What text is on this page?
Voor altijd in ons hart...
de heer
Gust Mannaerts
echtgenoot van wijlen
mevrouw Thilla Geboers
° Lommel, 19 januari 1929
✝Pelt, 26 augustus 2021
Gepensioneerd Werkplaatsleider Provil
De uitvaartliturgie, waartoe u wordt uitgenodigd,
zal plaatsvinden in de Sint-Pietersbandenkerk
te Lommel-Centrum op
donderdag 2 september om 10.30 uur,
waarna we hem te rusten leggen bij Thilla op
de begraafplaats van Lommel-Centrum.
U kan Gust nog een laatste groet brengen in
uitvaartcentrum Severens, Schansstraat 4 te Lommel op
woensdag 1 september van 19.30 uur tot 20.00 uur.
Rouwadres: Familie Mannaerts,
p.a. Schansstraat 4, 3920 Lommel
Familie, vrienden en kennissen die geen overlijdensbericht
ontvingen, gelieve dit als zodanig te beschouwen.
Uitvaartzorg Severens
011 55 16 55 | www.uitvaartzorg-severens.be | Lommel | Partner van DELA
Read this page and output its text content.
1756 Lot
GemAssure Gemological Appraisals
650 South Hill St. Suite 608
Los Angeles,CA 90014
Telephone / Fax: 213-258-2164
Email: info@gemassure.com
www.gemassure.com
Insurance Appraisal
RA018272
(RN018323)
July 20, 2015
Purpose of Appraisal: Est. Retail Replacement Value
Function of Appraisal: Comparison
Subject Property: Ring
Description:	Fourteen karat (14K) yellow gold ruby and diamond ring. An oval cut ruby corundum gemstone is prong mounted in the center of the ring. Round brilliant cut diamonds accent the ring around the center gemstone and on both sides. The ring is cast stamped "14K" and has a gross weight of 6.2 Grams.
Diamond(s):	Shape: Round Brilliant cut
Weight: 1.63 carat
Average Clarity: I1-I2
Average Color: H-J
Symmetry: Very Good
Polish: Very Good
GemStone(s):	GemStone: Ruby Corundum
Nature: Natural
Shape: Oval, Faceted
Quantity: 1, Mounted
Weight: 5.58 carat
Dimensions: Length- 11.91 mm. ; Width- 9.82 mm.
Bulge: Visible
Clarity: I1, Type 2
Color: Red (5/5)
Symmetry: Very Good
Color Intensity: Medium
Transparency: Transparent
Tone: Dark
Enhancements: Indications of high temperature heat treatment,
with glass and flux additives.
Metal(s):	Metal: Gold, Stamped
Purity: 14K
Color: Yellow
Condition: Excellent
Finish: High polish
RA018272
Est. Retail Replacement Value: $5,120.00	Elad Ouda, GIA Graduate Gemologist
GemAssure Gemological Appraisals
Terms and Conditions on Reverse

◆ **Task description**
Return every record above exactly as it appears.

◆ **Task output**
What text is on this page?
Voor altijd in ons hart...
de heer
Gust Mannaerts
echtgenoot van wijlen
mevrouw Thilla Geboers
° Lommel, 19 januari 1929
✝Pelt, 26 augustus 2021
Gepensioneerd Werkplaatsleider Provil
De uitvaartliturgie, waartoe u wordt uitgenodigd,
zal plaatsvinden in de Sint-Pietersbandenkerk
te Lommel-Centrum op
donderdag 2 september om 10.30 uur,
waarna we hem te rusten leggen bij Thilla op
de begraafplaats van Lommel-Centrum.
U kan Gust nog een laatste groet brengen in
uitvaartcentrum Severens, Schansstraat 4 te Lommel op
woensdag 1 september van 19.30 uur tot 20.00 uur.
Rouwadres: Familie Mannaerts,
p.a. Schansstraat 4, 3920 Lommel
Familie, vrienden en kennissen die geen overlijdensbericht
ontvingen, gelieve dit als zodanig te beschouwen.
Uitvaartzorg Severens
011 55 16 55 | www.uitvaartzorg-severens.be | Lommel | Partner van DELA
Read this page and output its text content.
1756 Lot
GemAssure Gemological Appraisals
650 South Hill St. Suite 608
Los Angeles,CA 90014
Telephone / Fax: 213-258-2164
Email: info@gemassure.com
www.gemassure.com
Insurance Appraisal
RA018272
(RN018323)
July 20, 2015
Purpose of Appraisal: Est. Retail Replacement Value
Function of Appraisal: Comparison
Subject Property: Ring
Description:	Fourteen karat (14K) yellow gold ruby and diamond ring. An oval cut ruby corundum gemstone is prong mounted in the center of the ring. Round brilliant cut diamonds accent the ring around the center gemstone and on both sides. The ring is cast stamped "14K" and has a gross weight of 6.2 Grams.
Diamond(s):	Shape: Round Brilliant cut
Weight: 1.63 carat
Average Clarity: I1-I2
Average Color: H-J
Symmetry: Very Good
Polish: Very Good
GemStone(s):	GemStone: Ruby Corundum
Nature: Natural
Shape: Oval, Faceted
Quantity: 1, Mounted
Weight: 5.58 carat
Dimensions: Length- 11.91 mm. ; Width- 9.82 mm.
Bulge: Visible
Clarity: I1, Type 2
Color: Red (5/5)
Symmetry: Very Good
Color Intensity: Medium
Transparency: Transparent
Tone: Dark
Enhancements: Indications of high temperature heat treatment,
with glass and flux additives.
Metal(s):	Metal: Gold, Stamped
Purity: 14K
Color: Yellow
Condition: Excellent
Finish: High polish
RA018272
Est. Retail Replacement Value: $5,120.00	Elad Ouda, GIA Graduate Gemologist
GemAssure Gemological Appraisals
Terms and Conditions on Reverse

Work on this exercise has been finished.